-- begin Rows --

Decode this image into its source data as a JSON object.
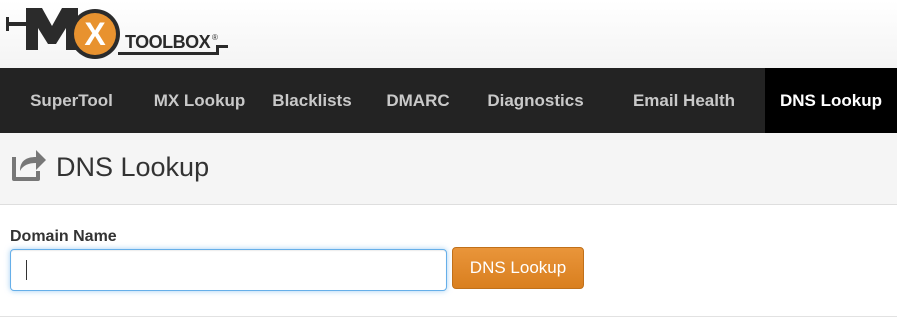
{
  "brand": {
    "logo_letters": "MX",
    "logo_word": "TOOLBOX",
    "registered_mark": "®",
    "accent_color": "#e8922f",
    "dark_color": "#2b2b2b"
  },
  "nav": {
    "items": [
      {
        "label": "SuperTool",
        "active": false
      },
      {
        "label": "MX Lookup",
        "active": false
      },
      {
        "label": "Blacklists",
        "active": false
      },
      {
        "label": "DMARC",
        "active": false
      },
      {
        "label": "Diagnostics",
        "active": false
      },
      {
        "label": "Email Health",
        "active": false
      },
      {
        "label": "DNS Lookup",
        "active": true
      }
    ]
  },
  "page": {
    "title": "DNS Lookup",
    "icon": "share-arrow-icon"
  },
  "form": {
    "field_label": "Domain Name",
    "input_value": "",
    "input_placeholder": "",
    "button_label": "DNS Lookup",
    "button_color": "#e08a2a"
  }
}
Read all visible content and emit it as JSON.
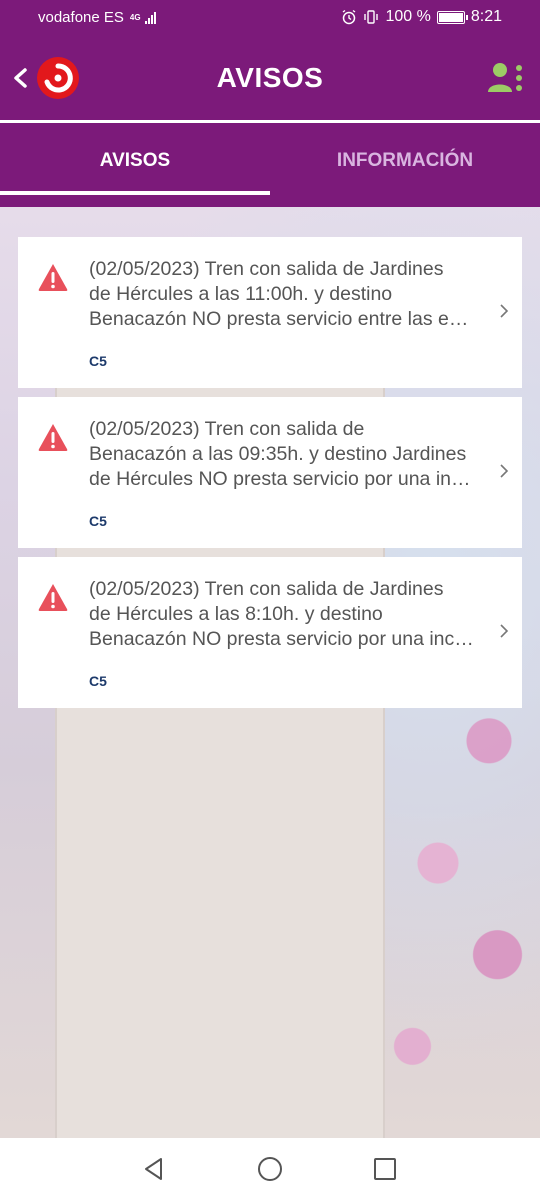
{
  "status_bar": {
    "carrier": "vodafone ES",
    "network": "4G",
    "battery": "100 %",
    "battery_level": 1.0,
    "time": "8:21"
  },
  "app_bar": {
    "title": "AVISOS",
    "back_icon": "chevron-left-icon",
    "user_icon": "user-menu-icon"
  },
  "tabs": [
    {
      "label": "AVISOS",
      "selected": true
    },
    {
      "label": "INFORMACIÓN",
      "selected": false
    }
  ],
  "notices": [
    {
      "lines": [
        "(02/05/2023) Tren con salida de Jardines",
        "de Hércules a las 11:00h. y destino",
        "Benacazón NO presta servicio entre las e…"
      ],
      "line_badge": "C5"
    },
    {
      "lines": [
        "(02/05/2023) Tren con salida de",
        "Benacazón a las 09:35h. y destino Jardines",
        "de Hércules NO presta servicio por una in…"
      ],
      "line_badge": "C5"
    },
    {
      "lines": [
        "(02/05/2023) Tren con salida de Jardines",
        "de Hércules a las 8:10h. y destino",
        "Benacazón NO presta servicio por una inc…"
      ],
      "line_badge": "C5"
    }
  ],
  "colors": {
    "primary": "#7c1a7a",
    "warning": "#e8505b",
    "badge": "#1d3a6b"
  }
}
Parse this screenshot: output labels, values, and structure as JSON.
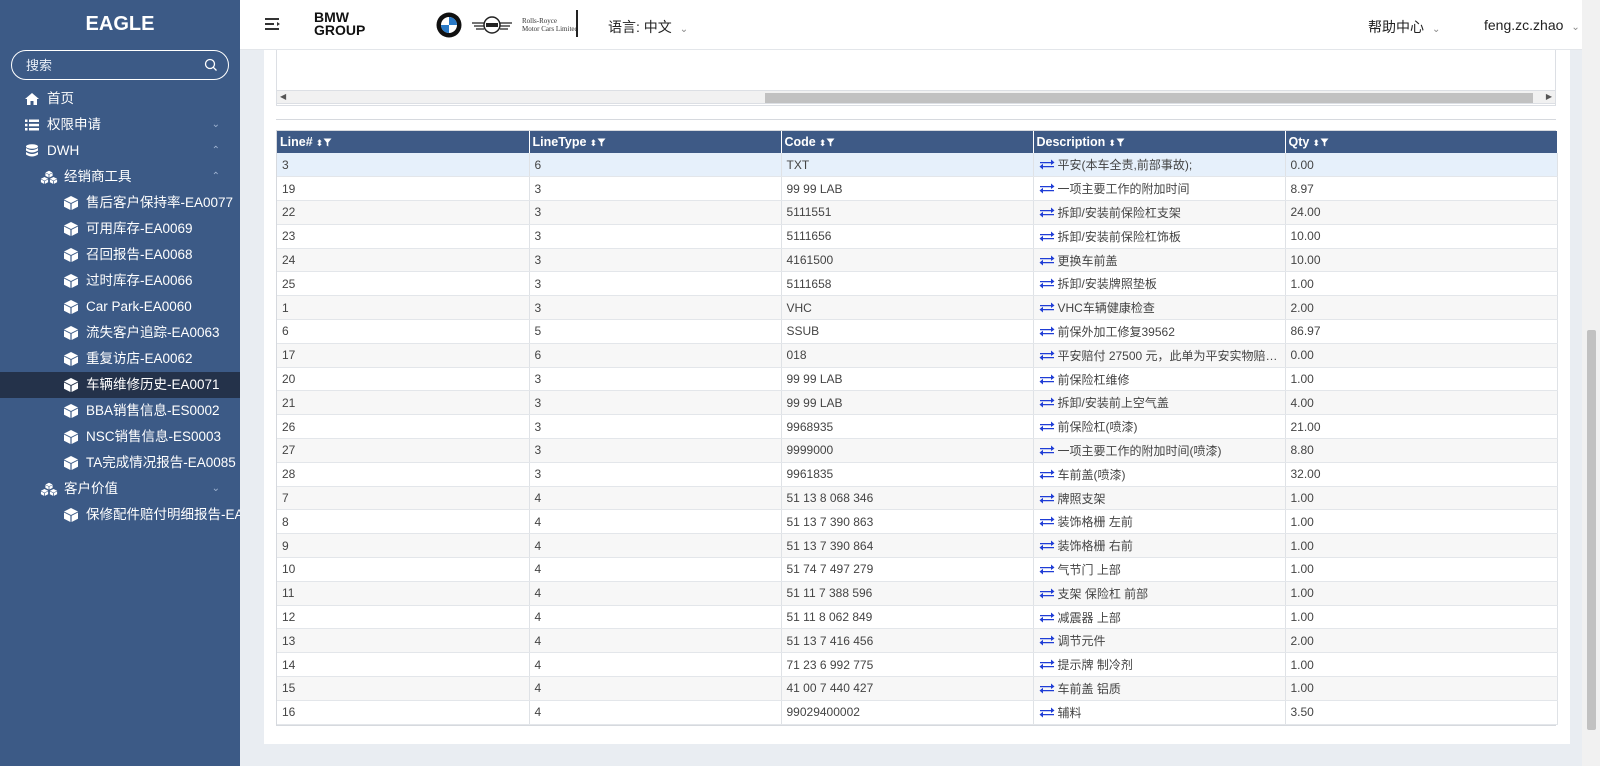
{
  "sidebar": {
    "brand": "EAGLE",
    "search_placeholder": "搜索",
    "items": [
      {
        "label": "首页",
        "icon": "home-icon",
        "level": 0
      },
      {
        "label": "权限申请",
        "icon": "list-icon",
        "level": 0,
        "chevron": "down"
      },
      {
        "label": "DWH",
        "icon": "database-icon",
        "level": 0,
        "chevron": "up"
      },
      {
        "label": "经销商工具",
        "icon": "cubes-icon",
        "level": 1,
        "chevron": "up"
      },
      {
        "label": "售后客户保持率-EA0077",
        "icon": "cube-icon",
        "level": 2
      },
      {
        "label": "可用库存-EA0069",
        "icon": "cube-icon",
        "level": 2
      },
      {
        "label": "召回报告-EA0068",
        "icon": "cube-icon",
        "level": 2
      },
      {
        "label": "过时库存-EA0066",
        "icon": "cube-icon",
        "level": 2
      },
      {
        "label": "Car Park-EA0060",
        "icon": "cube-icon",
        "level": 2
      },
      {
        "label": "流失客户追踪-EA0063",
        "icon": "cube-icon",
        "level": 2
      },
      {
        "label": "重复访店-EA0062",
        "icon": "cube-icon",
        "level": 2
      },
      {
        "label": "车辆维修历史-EA0071",
        "icon": "cube-icon",
        "level": 2,
        "active": true
      },
      {
        "label": "BBA销售信息-ES0002",
        "icon": "cube-icon",
        "level": 2
      },
      {
        "label": "NSC销售信息-ES0003",
        "icon": "cube-icon",
        "level": 2
      },
      {
        "label": "TA完成情况报告-EA0085",
        "icon": "cube-icon",
        "level": 2
      },
      {
        "label": "客户价值",
        "icon": "cubes-icon",
        "level": 1,
        "chevron": "down"
      },
      {
        "label": "保修配件赔付明细报告-EA",
        "icon": "cube-icon",
        "level": 2
      }
    ]
  },
  "header": {
    "bmw_group_line1": "BMW",
    "bmw_group_line2": "GROUP",
    "rr_line1": "Rolls-Royce",
    "rr_line2": "Motor Cars Limited",
    "language": "语言: 中文",
    "help": "帮助中心",
    "user": "feng.zc.zhao"
  },
  "table": {
    "columns": [
      "Line#",
      "LineType",
      "Code",
      "Description",
      "Qty"
    ],
    "rows": [
      [
        "3",
        "6",
        "TXT",
        "平安(本车全责,前部事故);",
        "0.00"
      ],
      [
        "19",
        "3",
        "99 99 LAB",
        "一项主要工作的附加时间",
        "8.97"
      ],
      [
        "22",
        "3",
        "5111551",
        "拆卸/安装前保险杠支架",
        "24.00"
      ],
      [
        "23",
        "3",
        "5111656",
        "拆卸/安装前保险杠饰板",
        "10.00"
      ],
      [
        "24",
        "3",
        "4161500",
        "更换车前盖",
        "10.00"
      ],
      [
        "25",
        "3",
        "5111658",
        "拆卸/安装牌照垫板",
        "1.00"
      ],
      [
        "1",
        "3",
        "VHC",
        "VHC车辆健康检查",
        "2.00"
      ],
      [
        "6",
        "5",
        "SSUB",
        "前保外加工修复39562",
        "86.97"
      ],
      [
        "17",
        "6",
        "018",
        "平安赔付 27500 元，此单为平安实物赔…",
        "0.00"
      ],
      [
        "20",
        "3",
        "99 99 LAB",
        "前保险杠维修",
        "1.00"
      ],
      [
        "21",
        "3",
        "99 99 LAB",
        "拆卸/安装前上空气盖",
        "4.00"
      ],
      [
        "26",
        "3",
        "9968935",
        "前保险杠(喷漆)",
        "21.00"
      ],
      [
        "27",
        "3",
        "9999000",
        "一项主要工作的附加时间(喷漆)",
        "8.80"
      ],
      [
        "28",
        "3",
        "9961835",
        "车前盖(喷漆)",
        "32.00"
      ],
      [
        "7",
        "4",
        "51 13 8 068 346",
        "牌照支架",
        "1.00"
      ],
      [
        "8",
        "4",
        "51 13 7 390 863",
        "装饰格栅 左前",
        "1.00"
      ],
      [
        "9",
        "4",
        "51 13 7 390 864",
        "装饰格栅 右前",
        "1.00"
      ],
      [
        "10",
        "4",
        "51 74 7 497 279",
        "气节门 上部",
        "1.00"
      ],
      [
        "11",
        "4",
        "51 11 7 388 596",
        "支架 保险杠 前部",
        "1.00"
      ],
      [
        "12",
        "4",
        "51 11 8 062 849",
        "减震器 上部",
        "1.00"
      ],
      [
        "13",
        "4",
        "51 13 7 416 456",
        "调节元件",
        "2.00"
      ],
      [
        "14",
        "4",
        "71 23 6 992 775",
        "提示牌 制冷剂",
        "1.00"
      ],
      [
        "15",
        "4",
        "41 00 7 440 427",
        "车前盖 铝质",
        "1.00"
      ],
      [
        "16",
        "4",
        "99029400002",
        "辅料",
        "3.50"
      ]
    ]
  },
  "colors": {
    "sidebar_bg": "#3c5a86",
    "active_item_bg": "#24324a",
    "table_header_bg": "#3e5a86",
    "exchange_icon": "#1f3dd6"
  }
}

-- end Rows --

▶ **Exercise**:
Write out each line of the data exactly; the images should be left out.

▶ **Exercise solution**:
Decode this image into its source data as a JSON object.
{
  "brand": {
    "logo_letters": "MX",
    "logo_word": "TOOLBOX",
    "registered_mark": "®",
    "accent_color": "#e8922f",
    "dark_color": "#2b2b2b"
  },
  "nav": {
    "items": [
      {
        "label": "SuperTool",
        "active": false
      },
      {
        "label": "MX Lookup",
        "active": false
      },
      {
        "label": "Blacklists",
        "active": false
      },
      {
        "label": "DMARC",
        "active": false
      },
      {
        "label": "Diagnostics",
        "active": false
      },
      {
        "label": "Email Health",
        "active": false
      },
      {
        "label": "DNS Lookup",
        "active": true
      }
    ]
  },
  "page": {
    "title": "DNS Lookup",
    "icon": "share-arrow-icon"
  },
  "form": {
    "field_label": "Domain Name",
    "input_value": "",
    "input_placeholder": "",
    "button_label": "DNS Lookup",
    "button_color": "#e08a2a"
  }
}
Read all visible content and emit it as JSON.
{
  "status_bar": {
    "carrier": "vodafone ES",
    "network": "4G",
    "battery": "100 %",
    "battery_level": 1.0,
    "time": "8:21"
  },
  "app_bar": {
    "title": "AVISOS",
    "back_icon": "chevron-left-icon",
    "user_icon": "user-menu-icon"
  },
  "tabs": [
    {
      "label": "AVISOS",
      "selected": true
    },
    {
      "label": "INFORMACIÓN",
      "selected": false
    }
  ],
  "notices": [
    {
      "lines": [
        "(02/05/2023) Tren con salida de Jardines",
        "de Hércules a las 11:00h. y destino",
        "Benacazón NO presta servicio entre las e…"
      ],
      "line_badge": "C5"
    },
    {
      "lines": [
        "(02/05/2023) Tren con salida de",
        "Benacazón a las 09:35h. y destino Jardines",
        "de Hércules NO presta servicio por una in…"
      ],
      "line_badge": "C5"
    },
    {
      "lines": [
        "(02/05/2023) Tren con salida de Jardines",
        "de Hércules a las 8:10h. y destino",
        "Benacazón NO presta servicio por una inc…"
      ],
      "line_badge": "C5"
    }
  ],
  "colors": {
    "primary": "#7c1a7a",
    "warning": "#e8505b",
    "badge": "#1d3a6b"
  }
}
Parse this screenshot: output labels, values, and structure as JSON.
{
  "sidebar": {
    "brand": "EAGLE",
    "search_placeholder": "搜索",
    "items": [
      {
        "label": "首页",
        "icon": "home-icon",
        "level": 0
      },
      {
        "label": "权限申请",
        "icon": "list-icon",
        "level": 0,
        "chevron": "down"
      },
      {
        "label": "DWH",
        "icon": "database-icon",
        "level": 0,
        "chevron": "up"
      },
      {
        "label": "经销商工具",
        "icon": "cubes-icon",
        "level": 1,
        "chevron": "up"
      },
      {
        "label": "售后客户保持率-EA0077",
        "icon": "cube-icon",
        "level": 2
      },
      {
        "label": "可用库存-EA0069",
        "icon": "cube-icon",
        "level": 2
      },
      {
        "label": "召回报告-EA0068",
        "icon": "cube-icon",
        "level": 2
      },
      {
        "label": "过时库存-EA0066",
        "icon": "cube-icon",
        "level": 2
      },
      {
        "label": "Car Park-EA0060",
        "icon": "cube-icon",
        "level": 2
      },
      {
        "label": "流失客户追踪-EA0063",
        "icon": "cube-icon",
        "level": 2
      },
      {
        "label": "重复访店-EA0062",
        "icon": "cube-icon",
        "level": 2
      },
      {
        "label": "车辆维修历史-EA0071",
        "icon": "cube-icon",
        "level": 2,
        "active": true
      },
      {
        "label": "BBA销售信息-ES0002",
        "icon": "cube-icon",
        "level": 2
      },
      {
        "label": "NSC销售信息-ES0003",
        "icon": "cube-icon",
        "level": 2
      },
      {
        "label": "TA完成情况报告-EA0085",
        "icon": "cube-icon",
        "level": 2
      },
      {
        "label": "客户价值",
        "icon": "cubes-icon",
        "level": 1,
        "chevron": "down"
      },
      {
        "label": "保修配件赔付明细报告-EA",
        "icon": "cube-icon",
        "level": 2
      }
    ]
  },
  "header": {
    "bmw_group_line1": "BMW",
    "bmw_group_line2": "GROUP",
    "rr_line1": "Rolls-Royce",
    "rr_line2": "Motor Cars Limited",
    "language": "语言: 中文",
    "help": "帮助中心",
    "user": "feng.zc.zhao"
  },
  "table": {
    "columns": [
      "Line#",
      "LineType",
      "Code",
      "Description",
      "Qty"
    ],
    "rows": [
      [
        "3",
        "6",
        "TXT",
        "平安(本车全责,前部事故);",
        "0.00"
      ],
      [
        "19",
        "3",
        "99 99 LAB",
        "一项主要工作的附加时间",
        "8.97"
      ],
      [
        "22",
        "3",
        "5111551",
        "拆卸/安装前保险杠支架",
        "24.00"
      ],
      [
        "23",
        "3",
        "5111656",
        "拆卸/安装前保险杠饰板",
        "10.00"
      ],
      [
        "24",
        "3",
        "4161500",
        "更换车前盖",
        "10.00"
      ],
      [
        "25",
        "3",
        "5111658",
        "拆卸/安装牌照垫板",
        "1.00"
      ],
      [
        "1",
        "3",
        "VHC",
        "VHC车辆健康检查",
        "2.00"
      ],
      [
        "6",
        "5",
        "SSUB",
        "前保外加工修复39562",
        "86.97"
      ],
      [
        "17",
        "6",
        "018",
        "平安赔付 27500 元，此单为平安实物赔…",
        "0.00"
      ],
      [
        "20",
        "3",
        "99 99 LAB",
        "前保险杠维修",
        "1.00"
      ],
      [
        "21",
        "3",
        "99 99 LAB",
        "拆卸/安装前上空气盖",
        "4.00"
      ],
      [
        "26",
        "3",
        "9968935",
        "前保险杠(喷漆)",
        "21.00"
      ],
      [
        "27",
        "3",
        "9999000",
        "一项主要工作的附加时间(喷漆)",
        "8.80"
      ],
      [
        "28",
        "3",
        "9961835",
        "车前盖(喷漆)",
        "32.00"
      ],
      [
        "7",
        "4",
        "51 13 8 068 346",
        "牌照支架",
        "1.00"
      ],
      [
        "8",
        "4",
        "51 13 7 390 863",
        "装饰格栅 左前",
        "1.00"
      ],
      [
        "9",
        "4",
        "51 13 7 390 864",
        "装饰格栅 右前",
        "1.00"
      ],
      [
        "10",
        "4",
        "51 74 7 497 279",
        "气节门 上部",
        "1.00"
      ],
      [
        "11",
        "4",
        "51 11 7 388 596",
        "支架 保险杠 前部",
        "1.00"
      ],
      [
        "12",
        "4",
        "51 11 8 062 849",
        "减震器 上部",
        "1.00"
      ],
      [
        "13",
        "4",
        "51 13 7 416 456",
        "调节元件",
        "2.00"
      ],
      [
        "14",
        "4",
        "71 23 6 992 775",
        "提示牌 制冷剂",
        "1.00"
      ],
      [
        "15",
        "4",
        "41 00 7 440 427",
        "车前盖 铝质",
        "1.00"
      ],
      [
        "16",
        "4",
        "99029400002",
        "辅料",
        "3.50"
      ]
    ]
  },
  "colors": {
    "sidebar_bg": "#3c5a86",
    "active_item_bg": "#24324a",
    "table_header_bg": "#3e5a86",
    "exchange_icon": "#1f3dd6"
  }
}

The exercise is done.